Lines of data
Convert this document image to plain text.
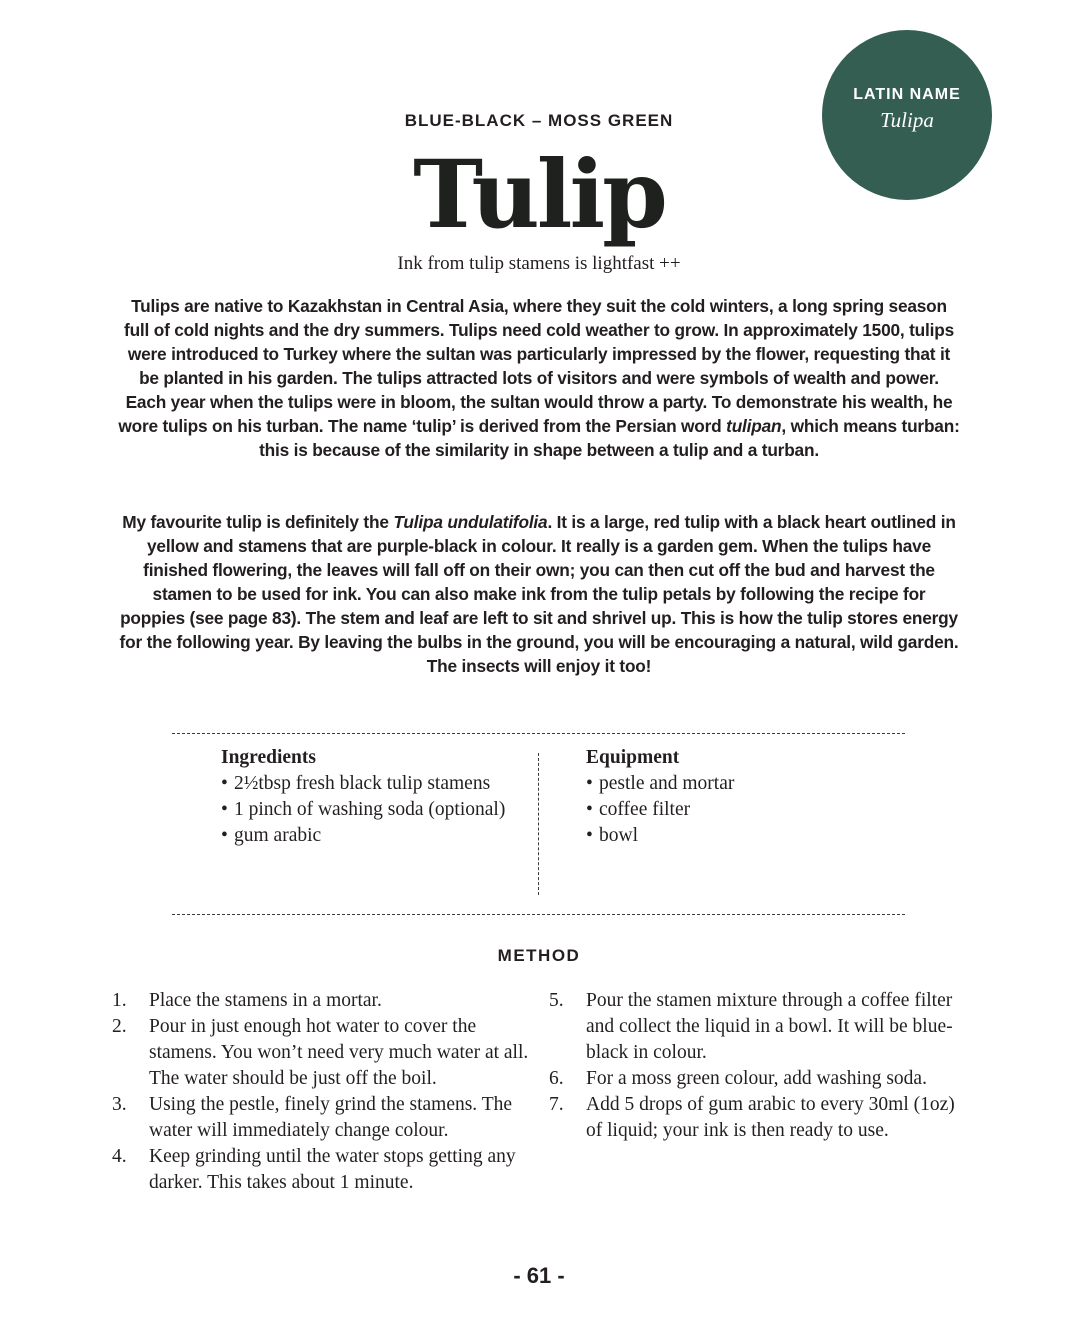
LATIN NAME
Tulipa
BLUE-BLACK – MOSS GREEN
Tulip
Ink from tulip stamens is lightfast ++

Tulips are native to Kazakhstan in Central Asia, where they suit the cold winters, a long spring season full of cold nights and the dry summers. Tulips need cold weather to grow. In approximately 1500, tulips were introduced to Turkey where the sultan was particularly impressed by the flower, requesting that it be planted in his garden. The tulips attracted lots of visitors and were symbols of wealth and power. Each year when the tulips were in bloom, the sultan would throw a party. To demonstrate his wealth, he wore tulips on his turban. The name ‘tulip’ is derived from the Persian word tulipan, which means turban: this is because of the similarity in shape between a tulip and a turban.

My favourite tulip is definitely the Tulipa undulatifolia. It is a large, red tulip with a black heart outlined in yellow and stamens that are purple-black in colour. It really is a garden gem. When the tulips have finished flowering, the leaves will fall off on their own; you can then cut off the bud and harvest the stamen to be used for ink. You can also make ink from the tulip petals by following the recipe for poppies (see page 83). The stem and leaf are left to sit and shrivel up. This is how the tulip stores energy for the following year. By leaving the bulbs in the ground, you will be encouraging a natural, wild garden. The insects will enjoy it too!

Ingredients
• 2½tbsp fresh black tulip stamens
• 1 pinch of washing soda (optional)
• gum arabic
Equipment
• pestle and mortar
• coffee filter
• bowl
METHOD
1. Place the stamens in a mortar.
2. Pour in just enough hot water to cover the stamens. You won’t need very much water at all. The water should be just off the boil.
3. Using the pestle, finely grind the stamens. The water will immediately change colour.
4. Keep grinding until the water stops getting any darker. This takes about 1 minute.
5. Pour the stamen mixture through a coffee filter and collect the liquid in a bowl. It will be blue-black in colour.
6. For a moss green colour, add washing soda.
7. Add 5 drops of gum arabic to every 30ml (1oz) of liquid; your ink is then ready to use.
- 61 -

§ Instructions to follow: Above are the records. Identify each line that contains the word "washing".

§ Result below:
• 1 pinch of washing soda (optional)
6. For a moss green colour, add washing soda.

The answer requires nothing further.